STATED TASK ▸
Omit all pictures and give the records below again exactly as written.

(Dataset records on visual material)
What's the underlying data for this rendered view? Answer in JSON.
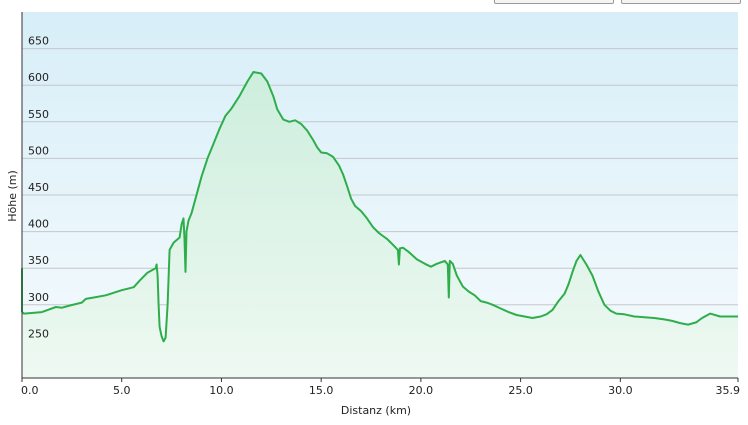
{
  "chart_data": {
    "type": "area",
    "title": "",
    "xlabel": "Distanz  (km)",
    "ylabel": "Höhe (m)",
    "xlim": [
      0,
      35.9
    ],
    "ylim": [
      200,
      700
    ],
    "x_ticks": [
      0,
      5,
      10,
      15,
      20,
      25,
      30,
      35.9
    ],
    "x_tick_labels": [
      "0.0",
      "5.0",
      "10.0",
      "15.0",
      "20.0",
      "25.0",
      "30.0",
      "35.9"
    ],
    "y_ticks": [
      250,
      300,
      350,
      400,
      450,
      500,
      550,
      600,
      650
    ],
    "y_tick_labels": [
      "250",
      "300",
      "350",
      "400",
      "450",
      "500",
      "550",
      "600",
      "650"
    ],
    "grid": "horizontal",
    "series": [
      {
        "color": "#2eae4a",
        "x": [
          0,
          0.1,
          1.0,
          1.7,
          2.0,
          2.4,
          3.0,
          3.2,
          3.6,
          4.2,
          5.0,
          5.6,
          5.9,
          6.3,
          6.7,
          6.75,
          6.8,
          6.85,
          6.9,
          7.0,
          7.1,
          7.2,
          7.3,
          7.4,
          7.6,
          7.9,
          8.0,
          8.1,
          8.15,
          8.2,
          8.25,
          8.35,
          8.5,
          8.7,
          9.0,
          9.3,
          9.6,
          9.9,
          10.2,
          10.5,
          10.9,
          11.3,
          11.6,
          12.0,
          12.3,
          12.6,
          12.8,
          13.1,
          13.4,
          13.7,
          14.0,
          14.3,
          14.6,
          14.8,
          15.0,
          15.3,
          15.6,
          15.9,
          16.1,
          16.3,
          16.5,
          16.7,
          17.0,
          17.3,
          17.6,
          17.9,
          18.3,
          18.6,
          18.85,
          18.9,
          18.95,
          19.1,
          19.4,
          19.8,
          20.2,
          20.5,
          20.8,
          21.2,
          21.35,
          21.4,
          21.45,
          21.6,
          21.8,
          22.1,
          22.4,
          22.7,
          23.0,
          23.3,
          23.6,
          24.0,
          24.4,
          24.8,
          25.2,
          25.6,
          26.0,
          26.3,
          26.6,
          26.9,
          27.2,
          27.4,
          27.6,
          27.8,
          28.0,
          28.3,
          28.6,
          28.9,
          29.2,
          29.5,
          29.8,
          30.2,
          30.7,
          31.2,
          31.7,
          32.2,
          32.6,
          33.0,
          33.4,
          33.8,
          34.1,
          34.5,
          35.0,
          35.5,
          35.9
        ],
        "values": [
          290,
          288,
          290,
          297,
          296,
          299,
          303,
          308,
          310,
          313,
          320,
          324,
          333,
          344,
          350,
          355,
          340,
          300,
          270,
          257,
          250,
          255,
          300,
          375,
          385,
          392,
          410,
          418,
          390,
          345,
          400,
          415,
          425,
          445,
          475,
          500,
          520,
          540,
          558,
          568,
          585,
          605,
          618,
          616,
          605,
          585,
          567,
          553,
          550,
          552,
          547,
          538,
          525,
          515,
          508,
          507,
          502,
          490,
          478,
          462,
          445,
          435,
          428,
          418,
          406,
          398,
          390,
          382,
          375,
          355,
          377,
          378,
          372,
          362,
          356,
          352,
          356,
          360,
          355,
          310,
          360,
          356,
          340,
          325,
          318,
          313,
          305,
          303,
          300,
          295,
          290,
          286,
          284,
          282,
          284,
          287,
          293,
          305,
          315,
          328,
          345,
          360,
          368,
          355,
          340,
          318,
          300,
          292,
          288,
          287,
          284,
          283,
          282,
          280,
          278,
          275,
          273,
          276,
          282,
          288,
          284,
          284,
          284
        ]
      }
    ]
  }
}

RESPONSE FOR THIS EXERCISE ▸
What's the underlying data for this rendered view? Answer in JSON.
{
  "chart_data": {
    "type": "area",
    "title": "",
    "xlabel": "Distanz  (km)",
    "ylabel": "Höhe (m)",
    "xlim": [
      0,
      35.9
    ],
    "ylim": [
      200,
      700
    ],
    "x_ticks": [
      0,
      5,
      10,
      15,
      20,
      25,
      30,
      35.9
    ],
    "x_tick_labels": [
      "0.0",
      "5.0",
      "10.0",
      "15.0",
      "20.0",
      "25.0",
      "30.0",
      "35.9"
    ],
    "y_ticks": [
      250,
      300,
      350,
      400,
      450,
      500,
      550,
      600,
      650
    ],
    "y_tick_labels": [
      "250",
      "300",
      "350",
      "400",
      "450",
      "500",
      "550",
      "600",
      "650"
    ],
    "grid": "horizontal",
    "series": [
      {
        "color": "#2eae4a",
        "x": [
          0,
          0.1,
          1.0,
          1.7,
          2.0,
          2.4,
          3.0,
          3.2,
          3.6,
          4.2,
          5.0,
          5.6,
          5.9,
          6.3,
          6.7,
          6.75,
          6.8,
          6.85,
          6.9,
          7.0,
          7.1,
          7.2,
          7.3,
          7.4,
          7.6,
          7.9,
          8.0,
          8.1,
          8.15,
          8.2,
          8.25,
          8.35,
          8.5,
          8.7,
          9.0,
          9.3,
          9.6,
          9.9,
          10.2,
          10.5,
          10.9,
          11.3,
          11.6,
          12.0,
          12.3,
          12.6,
          12.8,
          13.1,
          13.4,
          13.7,
          14.0,
          14.3,
          14.6,
          14.8,
          15.0,
          15.3,
          15.6,
          15.9,
          16.1,
          16.3,
          16.5,
          16.7,
          17.0,
          17.3,
          17.6,
          17.9,
          18.3,
          18.6,
          18.85,
          18.9,
          18.95,
          19.1,
          19.4,
          19.8,
          20.2,
          20.5,
          20.8,
          21.2,
          21.35,
          21.4,
          21.45,
          21.6,
          21.8,
          22.1,
          22.4,
          22.7,
          23.0,
          23.3,
          23.6,
          24.0,
          24.4,
          24.8,
          25.2,
          25.6,
          26.0,
          26.3,
          26.6,
          26.9,
          27.2,
          27.4,
          27.6,
          27.8,
          28.0,
          28.3,
          28.6,
          28.9,
          29.2,
          29.5,
          29.8,
          30.2,
          30.7,
          31.2,
          31.7,
          32.2,
          32.6,
          33.0,
          33.4,
          33.8,
          34.1,
          34.5,
          35.0,
          35.5,
          35.9
        ],
        "values": [
          290,
          288,
          290,
          297,
          296,
          299,
          303,
          308,
          310,
          313,
          320,
          324,
          333,
          344,
          350,
          355,
          340,
          300,
          270,
          257,
          250,
          255,
          300,
          375,
          385,
          392,
          410,
          418,
          390,
          345,
          400,
          415,
          425,
          445,
          475,
          500,
          520,
          540,
          558,
          568,
          585,
          605,
          618,
          616,
          605,
          585,
          567,
          553,
          550,
          552,
          547,
          538,
          525,
          515,
          508,
          507,
          502,
          490,
          478,
          462,
          445,
          435,
          428,
          418,
          406,
          398,
          390,
          382,
          375,
          355,
          377,
          378,
          372,
          362,
          356,
          352,
          356,
          360,
          355,
          310,
          360,
          356,
          340,
          325,
          318,
          313,
          305,
          303,
          300,
          295,
          290,
          286,
          284,
          282,
          284,
          287,
          293,
          305,
          315,
          328,
          345,
          360,
          368,
          355,
          340,
          318,
          300,
          292,
          288,
          287,
          284,
          283,
          282,
          280,
          278,
          275,
          273,
          276,
          282,
          288,
          284,
          284,
          284
        ]
      }
    ]
  }
}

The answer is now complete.